▸ **Provided entries**:
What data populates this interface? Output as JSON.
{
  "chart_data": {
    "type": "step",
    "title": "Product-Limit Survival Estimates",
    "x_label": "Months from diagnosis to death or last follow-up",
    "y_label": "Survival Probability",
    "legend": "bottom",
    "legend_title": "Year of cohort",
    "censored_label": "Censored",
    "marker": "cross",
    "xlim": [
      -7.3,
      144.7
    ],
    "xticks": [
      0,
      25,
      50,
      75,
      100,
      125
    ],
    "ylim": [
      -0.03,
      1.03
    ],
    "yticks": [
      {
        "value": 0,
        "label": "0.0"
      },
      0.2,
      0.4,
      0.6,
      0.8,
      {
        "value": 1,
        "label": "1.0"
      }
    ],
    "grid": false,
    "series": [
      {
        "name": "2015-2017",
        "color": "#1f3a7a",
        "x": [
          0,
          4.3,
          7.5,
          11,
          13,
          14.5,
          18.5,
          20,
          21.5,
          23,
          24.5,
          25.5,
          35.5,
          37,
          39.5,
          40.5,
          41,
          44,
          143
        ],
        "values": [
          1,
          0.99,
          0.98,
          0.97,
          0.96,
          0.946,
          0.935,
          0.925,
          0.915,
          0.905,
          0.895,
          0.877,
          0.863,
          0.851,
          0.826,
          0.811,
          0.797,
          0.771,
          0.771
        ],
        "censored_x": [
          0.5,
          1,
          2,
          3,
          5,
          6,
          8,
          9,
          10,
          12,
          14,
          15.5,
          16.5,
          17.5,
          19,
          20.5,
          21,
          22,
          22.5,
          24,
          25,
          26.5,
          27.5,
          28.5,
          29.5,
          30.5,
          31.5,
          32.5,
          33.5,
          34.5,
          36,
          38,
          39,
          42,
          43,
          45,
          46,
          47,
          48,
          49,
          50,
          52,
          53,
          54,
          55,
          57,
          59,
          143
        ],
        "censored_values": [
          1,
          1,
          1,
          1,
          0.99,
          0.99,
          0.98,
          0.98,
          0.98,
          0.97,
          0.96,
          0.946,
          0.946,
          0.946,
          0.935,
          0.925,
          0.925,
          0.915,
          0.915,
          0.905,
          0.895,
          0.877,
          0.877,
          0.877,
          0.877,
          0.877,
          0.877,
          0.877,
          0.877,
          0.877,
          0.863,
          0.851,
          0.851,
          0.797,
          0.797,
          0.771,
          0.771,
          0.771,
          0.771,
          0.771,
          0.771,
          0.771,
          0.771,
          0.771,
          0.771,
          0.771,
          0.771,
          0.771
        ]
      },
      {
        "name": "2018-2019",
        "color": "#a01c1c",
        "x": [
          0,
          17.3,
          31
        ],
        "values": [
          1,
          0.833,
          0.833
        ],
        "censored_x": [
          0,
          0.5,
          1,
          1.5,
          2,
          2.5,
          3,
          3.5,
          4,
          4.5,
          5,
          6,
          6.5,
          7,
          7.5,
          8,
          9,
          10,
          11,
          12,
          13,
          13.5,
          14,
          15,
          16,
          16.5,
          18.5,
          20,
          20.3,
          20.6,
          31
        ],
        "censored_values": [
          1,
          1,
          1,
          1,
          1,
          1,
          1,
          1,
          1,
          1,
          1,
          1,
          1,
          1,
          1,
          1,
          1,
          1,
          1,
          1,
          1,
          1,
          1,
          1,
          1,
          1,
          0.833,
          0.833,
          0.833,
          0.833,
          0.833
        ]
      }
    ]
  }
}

▸ **Given exercise**: Produce an exact copy of every entry above.

▸ **Reply to the task**:
What data populates this interface? Output as JSON.
{
  "chart_data": {
    "type": "step",
    "title": "Product-Limit Survival Estimates",
    "x_label": "Months from diagnosis to death or last follow-up",
    "y_label": "Survival Probability",
    "legend": "bottom",
    "legend_title": "Year of cohort",
    "censored_label": "Censored",
    "marker": "cross",
    "xlim": [
      -7.3,
      144.7
    ],
    "xticks": [
      0,
      25,
      50,
      75,
      100,
      125
    ],
    "ylim": [
      -0.03,
      1.03
    ],
    "yticks": [
      {
        "value": 0,
        "label": "0.0"
      },
      0.2,
      0.4,
      0.6,
      0.8,
      {
        "value": 1,
        "label": "1.0"
      }
    ],
    "grid": false,
    "series": [
      {
        "name": "2015-2017",
        "color": "#1f3a7a",
        "x": [
          0,
          4.3,
          7.5,
          11,
          13,
          14.5,
          18.5,
          20,
          21.5,
          23,
          24.5,
          25.5,
          35.5,
          37,
          39.5,
          40.5,
          41,
          44,
          143
        ],
        "values": [
          1,
          0.99,
          0.98,
          0.97,
          0.96,
          0.946,
          0.935,
          0.925,
          0.915,
          0.905,
          0.895,
          0.877,
          0.863,
          0.851,
          0.826,
          0.811,
          0.797,
          0.771,
          0.771
        ],
        "censored_x": [
          0.5,
          1,
          2,
          3,
          5,
          6,
          8,
          9,
          10,
          12,
          14,
          15.5,
          16.5,
          17.5,
          19,
          20.5,
          21,
          22,
          22.5,
          24,
          25,
          26.5,
          27.5,
          28.5,
          29.5,
          30.5,
          31.5,
          32.5,
          33.5,
          34.5,
          36,
          38,
          39,
          42,
          43,
          45,
          46,
          47,
          48,
          49,
          50,
          52,
          53,
          54,
          55,
          57,
          59,
          143
        ],
        "censored_values": [
          1,
          1,
          1,
          1,
          0.99,
          0.99,
          0.98,
          0.98,
          0.98,
          0.97,
          0.96,
          0.946,
          0.946,
          0.946,
          0.935,
          0.925,
          0.925,
          0.915,
          0.915,
          0.905,
          0.895,
          0.877,
          0.877,
          0.877,
          0.877,
          0.877,
          0.877,
          0.877,
          0.877,
          0.877,
          0.863,
          0.851,
          0.851,
          0.797,
          0.797,
          0.771,
          0.771,
          0.771,
          0.771,
          0.771,
          0.771,
          0.771,
          0.771,
          0.771,
          0.771,
          0.771,
          0.771,
          0.771
        ]
      },
      {
        "name": "2018-2019",
        "color": "#a01c1c",
        "x": [
          0,
          17.3,
          31
        ],
        "values": [
          1,
          0.833,
          0.833
        ],
        "censored_x": [
          0,
          0.5,
          1,
          1.5,
          2,
          2.5,
          3,
          3.5,
          4,
          4.5,
          5,
          6,
          6.5,
          7,
          7.5,
          8,
          9,
          10,
          11,
          12,
          13,
          13.5,
          14,
          15,
          16,
          16.5,
          18.5,
          20,
          20.3,
          20.6,
          31
        ],
        "censored_values": [
          1,
          1,
          1,
          1,
          1,
          1,
          1,
          1,
          1,
          1,
          1,
          1,
          1,
          1,
          1,
          1,
          1,
          1,
          1,
          1,
          1,
          1,
          1,
          1,
          1,
          1,
          0.833,
          0.833,
          0.833,
          0.833,
          0.833
        ]
      }
    ]
  }
}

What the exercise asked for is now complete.